### Work to complete
**1)** Output the part of the text on finding the second largest element in an array that starts with "Two traversals of" and goes on through "a single traversal.".
**2)** List every message that the C code in the text on finding the second largest element passes to printf.

### Selection
Complexity Analysis:

  • Time Complexity: O(n). 
    Two traversals of the array are needed.
  • Auxiliary space: O(1). 
    As no extra space is required.

Efficient Approach: 

Find the second largest element in a single traversal. 

Below is the complete algorithm for doing this:  

1) Initialize the first as 0(i.e, index of arr[0] element
2) Start traversing the array from array[1],
   a) If the current element in array say arr[i] is greater
      than first. Then update first and second as,
      second = first
      first = arr[i]
   b) If the current element is in between first and second,
      then update second to store the value of current variable as
      second = arr[i]
3) Return the value stored in second.

Below is the implementation of the above approach:

C




// C program to find second largest
// element in an array
 
#include <limits.h>
#include <stdio.h>
 
/* Function to print the second largest elements */
void print2largest(int arr[], int arr_size)
{
    int i, first, second;
 
    /* There should be atleast two elements */
    if (arr_size < 2) {
        printf(" Invalid Input ");
        return;
    }
 
    first = second = INT_MIN;
    for (i = 0; i < arr_size; i++) {
        /* If current element is greater than first
           then update both first and second */
        if (arr[i] > first) {
            second = first;
            first = arr[i];
        }
 
        /* If arr[i] is in between first and
           second then update second  */
        else if (arr[i] > second && arr[i] != first)
            second = arr[i];
    }
    if (second == INT_MIN)
        printf("There is no second largest element\n");
    else
        printf("The second largest element is %d", second);
}
 
/* Driver program to test above function */
int main()

### Material provided
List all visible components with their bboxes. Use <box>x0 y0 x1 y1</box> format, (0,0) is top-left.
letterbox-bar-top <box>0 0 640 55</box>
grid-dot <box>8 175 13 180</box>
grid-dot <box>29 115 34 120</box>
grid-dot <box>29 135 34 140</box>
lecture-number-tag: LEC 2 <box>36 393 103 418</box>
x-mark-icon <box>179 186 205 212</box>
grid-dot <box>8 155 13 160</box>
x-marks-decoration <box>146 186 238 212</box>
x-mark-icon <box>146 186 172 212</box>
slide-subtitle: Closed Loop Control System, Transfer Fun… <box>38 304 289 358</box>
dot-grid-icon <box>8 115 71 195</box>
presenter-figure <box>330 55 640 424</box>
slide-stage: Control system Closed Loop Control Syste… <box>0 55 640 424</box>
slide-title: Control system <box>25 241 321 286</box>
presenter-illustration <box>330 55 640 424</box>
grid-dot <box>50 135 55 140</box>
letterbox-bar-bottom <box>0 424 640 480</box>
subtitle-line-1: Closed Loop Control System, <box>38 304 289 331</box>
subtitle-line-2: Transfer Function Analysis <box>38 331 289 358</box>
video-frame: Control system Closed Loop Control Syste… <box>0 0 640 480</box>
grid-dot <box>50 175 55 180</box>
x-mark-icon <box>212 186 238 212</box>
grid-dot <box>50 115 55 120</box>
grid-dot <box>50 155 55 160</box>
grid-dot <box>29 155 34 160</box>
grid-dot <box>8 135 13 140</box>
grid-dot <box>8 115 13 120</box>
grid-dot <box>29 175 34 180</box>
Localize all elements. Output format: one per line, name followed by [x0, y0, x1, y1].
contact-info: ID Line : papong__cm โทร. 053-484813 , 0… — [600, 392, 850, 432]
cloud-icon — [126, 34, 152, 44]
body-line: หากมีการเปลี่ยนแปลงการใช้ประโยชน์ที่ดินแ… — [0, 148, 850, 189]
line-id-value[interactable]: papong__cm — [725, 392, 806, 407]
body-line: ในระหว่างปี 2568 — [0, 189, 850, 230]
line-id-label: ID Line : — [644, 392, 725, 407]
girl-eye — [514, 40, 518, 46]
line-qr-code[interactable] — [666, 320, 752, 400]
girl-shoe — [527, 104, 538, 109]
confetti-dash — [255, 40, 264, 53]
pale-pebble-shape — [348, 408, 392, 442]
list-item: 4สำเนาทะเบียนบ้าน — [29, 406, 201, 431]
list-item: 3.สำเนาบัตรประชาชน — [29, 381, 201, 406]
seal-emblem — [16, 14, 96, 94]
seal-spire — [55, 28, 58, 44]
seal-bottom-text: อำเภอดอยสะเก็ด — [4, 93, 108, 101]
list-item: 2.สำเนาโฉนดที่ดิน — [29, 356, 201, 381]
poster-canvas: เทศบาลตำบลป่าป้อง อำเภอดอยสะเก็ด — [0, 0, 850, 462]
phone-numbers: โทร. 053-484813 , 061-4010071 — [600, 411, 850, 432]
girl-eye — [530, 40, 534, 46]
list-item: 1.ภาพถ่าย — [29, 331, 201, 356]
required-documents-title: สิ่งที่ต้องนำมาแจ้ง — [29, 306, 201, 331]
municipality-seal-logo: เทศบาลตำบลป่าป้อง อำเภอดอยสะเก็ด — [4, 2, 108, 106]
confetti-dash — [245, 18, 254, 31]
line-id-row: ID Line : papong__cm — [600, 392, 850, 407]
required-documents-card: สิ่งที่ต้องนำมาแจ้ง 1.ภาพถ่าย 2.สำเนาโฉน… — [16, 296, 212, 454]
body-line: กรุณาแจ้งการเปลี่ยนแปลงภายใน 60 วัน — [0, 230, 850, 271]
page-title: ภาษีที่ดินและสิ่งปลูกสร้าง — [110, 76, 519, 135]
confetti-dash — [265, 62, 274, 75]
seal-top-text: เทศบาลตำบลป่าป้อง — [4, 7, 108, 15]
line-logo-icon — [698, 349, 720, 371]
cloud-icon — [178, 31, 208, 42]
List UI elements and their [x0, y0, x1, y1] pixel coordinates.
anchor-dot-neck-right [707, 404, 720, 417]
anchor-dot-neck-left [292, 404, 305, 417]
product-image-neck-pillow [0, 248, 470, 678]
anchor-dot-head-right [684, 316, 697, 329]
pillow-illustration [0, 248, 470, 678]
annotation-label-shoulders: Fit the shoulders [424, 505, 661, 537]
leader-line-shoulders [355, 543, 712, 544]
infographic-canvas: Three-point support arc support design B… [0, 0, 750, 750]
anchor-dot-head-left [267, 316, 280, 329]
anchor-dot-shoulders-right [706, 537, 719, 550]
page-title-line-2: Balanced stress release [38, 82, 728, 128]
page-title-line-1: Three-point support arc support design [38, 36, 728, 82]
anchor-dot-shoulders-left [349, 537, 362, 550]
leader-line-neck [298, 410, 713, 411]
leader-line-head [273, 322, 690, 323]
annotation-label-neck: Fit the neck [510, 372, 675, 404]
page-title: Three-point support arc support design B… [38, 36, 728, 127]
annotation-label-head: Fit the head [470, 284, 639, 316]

### The answers
**1)**
Two traversals of the array are needed.
  • Auxiliary space: O(1). 
    As no extra space is required.

Efficient Approach: 

Find the second largest element in a single traversal.

**2)**
- " Invalid Input "
- "There is no second largest element\n"
- "The second largest element is %d"